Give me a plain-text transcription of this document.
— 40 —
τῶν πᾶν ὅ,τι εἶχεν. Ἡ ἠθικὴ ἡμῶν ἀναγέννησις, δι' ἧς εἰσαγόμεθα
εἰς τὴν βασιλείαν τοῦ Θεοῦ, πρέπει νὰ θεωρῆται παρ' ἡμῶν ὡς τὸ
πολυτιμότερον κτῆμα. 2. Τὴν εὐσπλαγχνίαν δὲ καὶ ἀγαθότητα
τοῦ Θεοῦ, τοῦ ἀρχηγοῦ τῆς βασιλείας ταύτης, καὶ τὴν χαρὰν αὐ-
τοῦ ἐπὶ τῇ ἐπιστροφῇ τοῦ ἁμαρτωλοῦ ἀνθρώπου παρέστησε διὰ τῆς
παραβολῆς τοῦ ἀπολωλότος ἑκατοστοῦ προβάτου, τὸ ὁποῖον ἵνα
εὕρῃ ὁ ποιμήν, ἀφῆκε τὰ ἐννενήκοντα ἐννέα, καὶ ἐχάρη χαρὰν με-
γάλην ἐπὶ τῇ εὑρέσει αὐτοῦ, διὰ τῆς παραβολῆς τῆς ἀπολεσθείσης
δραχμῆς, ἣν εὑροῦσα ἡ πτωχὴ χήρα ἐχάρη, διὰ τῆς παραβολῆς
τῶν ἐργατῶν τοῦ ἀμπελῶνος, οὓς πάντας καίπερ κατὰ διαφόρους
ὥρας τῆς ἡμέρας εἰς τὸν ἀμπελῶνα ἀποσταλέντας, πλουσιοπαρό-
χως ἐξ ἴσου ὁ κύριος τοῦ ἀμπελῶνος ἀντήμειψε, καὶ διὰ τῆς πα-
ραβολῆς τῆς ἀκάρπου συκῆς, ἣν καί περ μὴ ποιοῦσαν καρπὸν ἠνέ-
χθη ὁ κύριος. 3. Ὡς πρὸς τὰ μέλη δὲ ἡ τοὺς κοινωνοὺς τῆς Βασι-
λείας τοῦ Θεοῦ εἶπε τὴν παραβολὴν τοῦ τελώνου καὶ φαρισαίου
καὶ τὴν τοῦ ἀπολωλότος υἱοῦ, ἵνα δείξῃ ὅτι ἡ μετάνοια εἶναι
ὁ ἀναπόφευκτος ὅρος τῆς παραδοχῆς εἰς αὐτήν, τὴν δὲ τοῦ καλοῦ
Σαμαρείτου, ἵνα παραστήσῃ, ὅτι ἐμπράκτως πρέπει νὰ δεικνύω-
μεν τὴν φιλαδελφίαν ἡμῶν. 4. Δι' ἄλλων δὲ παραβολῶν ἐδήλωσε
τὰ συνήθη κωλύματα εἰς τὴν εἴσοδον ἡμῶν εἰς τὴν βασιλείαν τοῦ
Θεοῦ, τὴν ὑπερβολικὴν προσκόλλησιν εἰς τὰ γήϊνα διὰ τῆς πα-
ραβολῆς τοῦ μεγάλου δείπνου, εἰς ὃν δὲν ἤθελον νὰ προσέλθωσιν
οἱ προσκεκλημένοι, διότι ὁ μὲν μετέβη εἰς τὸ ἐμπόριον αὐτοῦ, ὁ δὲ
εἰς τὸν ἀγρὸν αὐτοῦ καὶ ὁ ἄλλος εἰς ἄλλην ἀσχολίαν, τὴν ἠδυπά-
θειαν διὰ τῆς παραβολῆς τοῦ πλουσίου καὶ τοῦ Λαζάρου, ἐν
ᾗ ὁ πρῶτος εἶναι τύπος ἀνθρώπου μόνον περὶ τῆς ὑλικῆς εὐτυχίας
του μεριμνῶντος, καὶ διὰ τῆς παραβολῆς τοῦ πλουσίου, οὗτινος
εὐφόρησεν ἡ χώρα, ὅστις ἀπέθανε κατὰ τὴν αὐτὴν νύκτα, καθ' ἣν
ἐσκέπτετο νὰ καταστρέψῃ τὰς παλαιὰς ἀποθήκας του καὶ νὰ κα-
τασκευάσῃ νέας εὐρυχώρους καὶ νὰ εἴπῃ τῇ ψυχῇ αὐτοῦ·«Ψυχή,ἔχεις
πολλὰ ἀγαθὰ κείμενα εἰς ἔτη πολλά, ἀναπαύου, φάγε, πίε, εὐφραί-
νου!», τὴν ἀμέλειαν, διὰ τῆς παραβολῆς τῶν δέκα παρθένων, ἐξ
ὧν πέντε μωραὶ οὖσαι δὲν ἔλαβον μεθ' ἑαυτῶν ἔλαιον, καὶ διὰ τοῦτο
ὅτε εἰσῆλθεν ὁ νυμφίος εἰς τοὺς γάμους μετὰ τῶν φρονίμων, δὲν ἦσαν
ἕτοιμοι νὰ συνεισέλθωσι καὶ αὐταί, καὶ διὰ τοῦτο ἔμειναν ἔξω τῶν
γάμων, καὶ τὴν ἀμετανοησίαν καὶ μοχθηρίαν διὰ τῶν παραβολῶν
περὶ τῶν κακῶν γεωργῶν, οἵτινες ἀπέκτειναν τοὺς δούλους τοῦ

=-=-=-=-=

• **EXERCISE OBJECTIVE**: Report only how many lines in the listing contain the string "παραβολῆς".

• **FINAL RESULT**: 6